**GIVEN TASK**. Show all lines from the data that include the word "ROMANCE".

┄┄┄┄┄┄┄┄┄┄┄┄┄┄┄┄┄┄┄┄

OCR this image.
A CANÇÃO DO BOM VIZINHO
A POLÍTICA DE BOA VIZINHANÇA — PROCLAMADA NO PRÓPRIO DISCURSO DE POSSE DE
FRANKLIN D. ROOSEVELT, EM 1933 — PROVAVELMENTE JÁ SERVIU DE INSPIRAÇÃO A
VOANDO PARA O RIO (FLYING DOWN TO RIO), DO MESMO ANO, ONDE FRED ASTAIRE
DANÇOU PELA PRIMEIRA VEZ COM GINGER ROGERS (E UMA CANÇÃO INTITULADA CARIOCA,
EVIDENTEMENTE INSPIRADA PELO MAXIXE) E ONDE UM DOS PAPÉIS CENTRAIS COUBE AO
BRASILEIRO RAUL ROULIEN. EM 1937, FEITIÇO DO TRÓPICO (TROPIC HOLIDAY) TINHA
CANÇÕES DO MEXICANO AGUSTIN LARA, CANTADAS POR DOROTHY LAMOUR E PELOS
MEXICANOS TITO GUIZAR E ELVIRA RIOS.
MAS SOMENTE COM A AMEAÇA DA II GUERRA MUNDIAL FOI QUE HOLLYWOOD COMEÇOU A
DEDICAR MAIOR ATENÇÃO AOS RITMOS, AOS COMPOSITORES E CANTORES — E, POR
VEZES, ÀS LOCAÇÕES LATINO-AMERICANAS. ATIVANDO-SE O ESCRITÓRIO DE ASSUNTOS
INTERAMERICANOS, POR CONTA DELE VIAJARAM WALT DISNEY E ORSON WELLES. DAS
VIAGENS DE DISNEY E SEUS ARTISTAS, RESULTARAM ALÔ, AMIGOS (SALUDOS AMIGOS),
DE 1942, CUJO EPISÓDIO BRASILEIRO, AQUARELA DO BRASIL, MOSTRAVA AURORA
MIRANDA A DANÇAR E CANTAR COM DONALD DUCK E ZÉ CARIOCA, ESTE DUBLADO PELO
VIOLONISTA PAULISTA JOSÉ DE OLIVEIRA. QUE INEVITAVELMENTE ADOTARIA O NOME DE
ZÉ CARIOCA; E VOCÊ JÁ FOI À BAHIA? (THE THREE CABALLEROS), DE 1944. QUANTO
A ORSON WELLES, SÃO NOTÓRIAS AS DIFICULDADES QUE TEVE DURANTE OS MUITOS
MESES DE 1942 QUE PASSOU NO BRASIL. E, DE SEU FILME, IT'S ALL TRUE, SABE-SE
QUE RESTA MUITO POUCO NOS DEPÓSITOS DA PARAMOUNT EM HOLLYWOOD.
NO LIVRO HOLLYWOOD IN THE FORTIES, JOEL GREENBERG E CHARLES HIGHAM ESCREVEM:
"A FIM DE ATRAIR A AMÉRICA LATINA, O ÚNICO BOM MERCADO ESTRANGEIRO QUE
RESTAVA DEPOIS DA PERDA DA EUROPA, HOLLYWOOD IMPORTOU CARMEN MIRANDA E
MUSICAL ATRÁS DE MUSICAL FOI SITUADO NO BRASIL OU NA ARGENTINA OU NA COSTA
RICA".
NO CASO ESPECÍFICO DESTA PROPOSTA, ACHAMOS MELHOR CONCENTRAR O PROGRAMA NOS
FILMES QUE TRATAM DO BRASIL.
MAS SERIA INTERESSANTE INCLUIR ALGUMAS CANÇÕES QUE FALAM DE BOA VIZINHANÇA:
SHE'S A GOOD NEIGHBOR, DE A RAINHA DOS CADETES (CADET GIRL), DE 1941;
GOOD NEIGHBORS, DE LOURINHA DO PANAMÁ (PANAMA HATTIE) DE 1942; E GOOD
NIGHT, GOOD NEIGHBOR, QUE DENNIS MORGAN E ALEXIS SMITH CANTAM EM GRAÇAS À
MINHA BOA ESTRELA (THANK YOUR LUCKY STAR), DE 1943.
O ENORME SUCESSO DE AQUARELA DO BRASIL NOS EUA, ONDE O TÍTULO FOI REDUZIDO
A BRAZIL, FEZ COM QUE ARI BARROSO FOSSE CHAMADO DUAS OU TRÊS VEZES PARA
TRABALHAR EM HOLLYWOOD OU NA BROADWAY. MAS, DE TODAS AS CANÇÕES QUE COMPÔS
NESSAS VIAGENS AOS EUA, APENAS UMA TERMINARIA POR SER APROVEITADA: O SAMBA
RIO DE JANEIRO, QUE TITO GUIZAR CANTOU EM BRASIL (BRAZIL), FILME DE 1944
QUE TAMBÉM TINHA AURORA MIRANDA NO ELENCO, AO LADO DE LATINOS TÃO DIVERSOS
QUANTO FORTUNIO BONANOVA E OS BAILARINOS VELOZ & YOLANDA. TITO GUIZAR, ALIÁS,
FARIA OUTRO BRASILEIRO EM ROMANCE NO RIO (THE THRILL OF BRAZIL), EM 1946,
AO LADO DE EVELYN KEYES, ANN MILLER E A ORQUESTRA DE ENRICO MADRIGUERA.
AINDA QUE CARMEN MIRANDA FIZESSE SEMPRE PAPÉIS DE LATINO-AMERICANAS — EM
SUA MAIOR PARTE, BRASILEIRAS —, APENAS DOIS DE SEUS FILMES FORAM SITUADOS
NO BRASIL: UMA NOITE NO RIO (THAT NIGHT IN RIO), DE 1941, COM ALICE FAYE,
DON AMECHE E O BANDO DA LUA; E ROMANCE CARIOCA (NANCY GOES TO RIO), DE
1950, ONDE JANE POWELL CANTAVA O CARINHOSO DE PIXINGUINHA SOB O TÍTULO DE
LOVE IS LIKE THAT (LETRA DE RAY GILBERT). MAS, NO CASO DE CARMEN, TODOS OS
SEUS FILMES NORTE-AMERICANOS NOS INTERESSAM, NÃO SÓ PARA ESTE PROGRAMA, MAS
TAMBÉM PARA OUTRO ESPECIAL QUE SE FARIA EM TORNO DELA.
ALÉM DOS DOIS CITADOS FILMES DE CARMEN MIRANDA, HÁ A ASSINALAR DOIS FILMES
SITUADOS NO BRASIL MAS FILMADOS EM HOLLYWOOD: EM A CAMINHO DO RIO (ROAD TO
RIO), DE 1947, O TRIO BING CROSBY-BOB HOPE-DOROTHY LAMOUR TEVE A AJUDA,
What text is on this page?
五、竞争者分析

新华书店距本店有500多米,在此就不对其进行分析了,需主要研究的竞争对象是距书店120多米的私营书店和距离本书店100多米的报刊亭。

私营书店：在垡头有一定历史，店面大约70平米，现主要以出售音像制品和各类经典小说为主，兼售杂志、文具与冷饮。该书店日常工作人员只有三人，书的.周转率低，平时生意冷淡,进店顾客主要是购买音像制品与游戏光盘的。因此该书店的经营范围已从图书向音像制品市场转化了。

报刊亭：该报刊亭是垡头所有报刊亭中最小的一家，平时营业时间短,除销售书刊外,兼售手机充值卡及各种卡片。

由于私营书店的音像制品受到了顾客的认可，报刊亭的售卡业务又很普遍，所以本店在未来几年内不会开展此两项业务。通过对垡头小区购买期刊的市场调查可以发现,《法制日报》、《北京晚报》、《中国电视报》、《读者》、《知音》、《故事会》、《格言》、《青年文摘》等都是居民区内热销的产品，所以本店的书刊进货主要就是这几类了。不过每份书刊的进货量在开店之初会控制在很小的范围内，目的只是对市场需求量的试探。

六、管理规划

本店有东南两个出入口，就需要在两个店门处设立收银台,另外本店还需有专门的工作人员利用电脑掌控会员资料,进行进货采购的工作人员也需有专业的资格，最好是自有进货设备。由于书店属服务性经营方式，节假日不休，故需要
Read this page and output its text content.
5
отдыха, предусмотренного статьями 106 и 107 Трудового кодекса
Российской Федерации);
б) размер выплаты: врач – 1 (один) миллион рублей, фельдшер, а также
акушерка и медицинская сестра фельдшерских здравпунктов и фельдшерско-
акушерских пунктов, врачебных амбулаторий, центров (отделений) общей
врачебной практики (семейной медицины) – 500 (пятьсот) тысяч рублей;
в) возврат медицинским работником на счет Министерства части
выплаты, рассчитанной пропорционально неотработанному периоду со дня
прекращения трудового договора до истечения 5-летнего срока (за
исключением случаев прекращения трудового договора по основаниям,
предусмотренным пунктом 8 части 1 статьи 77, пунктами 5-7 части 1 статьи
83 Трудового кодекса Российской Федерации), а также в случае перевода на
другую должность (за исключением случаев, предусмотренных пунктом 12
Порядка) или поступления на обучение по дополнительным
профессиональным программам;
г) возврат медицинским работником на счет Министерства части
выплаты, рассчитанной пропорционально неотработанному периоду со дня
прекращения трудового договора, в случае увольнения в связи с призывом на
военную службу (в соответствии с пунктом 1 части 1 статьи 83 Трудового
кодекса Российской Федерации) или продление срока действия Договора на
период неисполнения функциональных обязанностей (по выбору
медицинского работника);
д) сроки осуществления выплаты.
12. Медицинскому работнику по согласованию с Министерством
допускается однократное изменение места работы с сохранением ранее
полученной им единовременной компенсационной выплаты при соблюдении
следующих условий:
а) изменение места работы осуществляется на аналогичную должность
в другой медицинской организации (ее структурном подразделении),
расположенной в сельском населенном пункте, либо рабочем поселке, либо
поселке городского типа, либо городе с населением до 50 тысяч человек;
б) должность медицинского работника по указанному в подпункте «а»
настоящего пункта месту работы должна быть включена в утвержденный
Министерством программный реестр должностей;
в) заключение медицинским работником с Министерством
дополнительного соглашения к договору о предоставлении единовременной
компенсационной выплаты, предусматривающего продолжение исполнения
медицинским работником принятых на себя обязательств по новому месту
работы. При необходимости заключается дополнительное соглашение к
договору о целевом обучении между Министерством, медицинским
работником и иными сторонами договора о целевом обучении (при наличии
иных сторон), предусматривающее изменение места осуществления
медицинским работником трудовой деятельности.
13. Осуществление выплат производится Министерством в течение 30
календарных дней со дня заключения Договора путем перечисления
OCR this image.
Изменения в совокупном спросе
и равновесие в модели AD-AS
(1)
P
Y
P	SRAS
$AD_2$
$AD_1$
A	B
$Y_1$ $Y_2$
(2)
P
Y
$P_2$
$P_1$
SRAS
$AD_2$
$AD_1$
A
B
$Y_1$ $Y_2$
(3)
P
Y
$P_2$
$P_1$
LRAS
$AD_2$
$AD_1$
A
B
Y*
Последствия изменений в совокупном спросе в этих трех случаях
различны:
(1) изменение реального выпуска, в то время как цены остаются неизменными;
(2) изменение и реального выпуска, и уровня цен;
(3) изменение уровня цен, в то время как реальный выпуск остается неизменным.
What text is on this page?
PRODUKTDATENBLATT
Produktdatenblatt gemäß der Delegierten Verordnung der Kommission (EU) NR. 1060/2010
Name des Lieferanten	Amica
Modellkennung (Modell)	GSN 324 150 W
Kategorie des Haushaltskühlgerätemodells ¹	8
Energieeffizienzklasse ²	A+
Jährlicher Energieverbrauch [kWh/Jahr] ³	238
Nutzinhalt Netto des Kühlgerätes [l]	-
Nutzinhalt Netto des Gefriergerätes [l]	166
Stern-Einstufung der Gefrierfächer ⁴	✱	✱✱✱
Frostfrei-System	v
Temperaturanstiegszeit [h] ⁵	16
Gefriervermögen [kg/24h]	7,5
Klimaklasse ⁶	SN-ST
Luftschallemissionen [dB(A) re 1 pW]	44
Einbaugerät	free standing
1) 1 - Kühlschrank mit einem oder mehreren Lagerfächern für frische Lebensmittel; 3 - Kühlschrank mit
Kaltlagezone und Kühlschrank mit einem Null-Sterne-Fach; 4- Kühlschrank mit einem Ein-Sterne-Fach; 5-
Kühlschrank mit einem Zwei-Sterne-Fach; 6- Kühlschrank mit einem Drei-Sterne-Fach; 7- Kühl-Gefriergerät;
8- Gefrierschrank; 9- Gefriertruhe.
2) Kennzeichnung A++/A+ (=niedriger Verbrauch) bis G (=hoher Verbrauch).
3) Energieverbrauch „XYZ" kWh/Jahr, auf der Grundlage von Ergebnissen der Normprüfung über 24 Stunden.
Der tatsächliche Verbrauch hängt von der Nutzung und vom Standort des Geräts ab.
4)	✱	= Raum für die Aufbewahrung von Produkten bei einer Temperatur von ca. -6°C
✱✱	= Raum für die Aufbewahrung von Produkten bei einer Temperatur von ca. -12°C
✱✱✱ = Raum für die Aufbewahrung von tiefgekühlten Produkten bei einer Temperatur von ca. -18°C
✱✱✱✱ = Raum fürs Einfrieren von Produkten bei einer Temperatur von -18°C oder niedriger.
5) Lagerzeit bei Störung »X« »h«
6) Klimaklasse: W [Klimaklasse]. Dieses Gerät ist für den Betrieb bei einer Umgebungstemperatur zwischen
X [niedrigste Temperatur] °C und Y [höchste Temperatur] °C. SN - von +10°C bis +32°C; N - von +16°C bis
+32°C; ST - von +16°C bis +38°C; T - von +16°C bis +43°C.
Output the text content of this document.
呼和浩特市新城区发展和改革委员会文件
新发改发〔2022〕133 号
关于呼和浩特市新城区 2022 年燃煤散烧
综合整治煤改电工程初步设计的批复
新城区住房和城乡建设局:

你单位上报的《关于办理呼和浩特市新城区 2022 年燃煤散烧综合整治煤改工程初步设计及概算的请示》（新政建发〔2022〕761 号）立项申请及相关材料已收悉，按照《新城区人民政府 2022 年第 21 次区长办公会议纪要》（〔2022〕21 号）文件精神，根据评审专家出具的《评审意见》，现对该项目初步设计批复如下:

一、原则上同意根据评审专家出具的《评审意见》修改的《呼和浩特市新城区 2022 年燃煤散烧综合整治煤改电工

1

┄┄┄┄┄┄┄┄┄┄┄┄┄┄┄┄┄┄┄┄

**REPLY**.
FARIA OUTRO BRASILEIRO EM ROMANCE NO RIO (THE THRILL OF BRAZIL), EM 1946,
DON AMECHE E O BANDO DA LUA; E ROMANCE CARIOCA (NANCY GOES TO RIO), DE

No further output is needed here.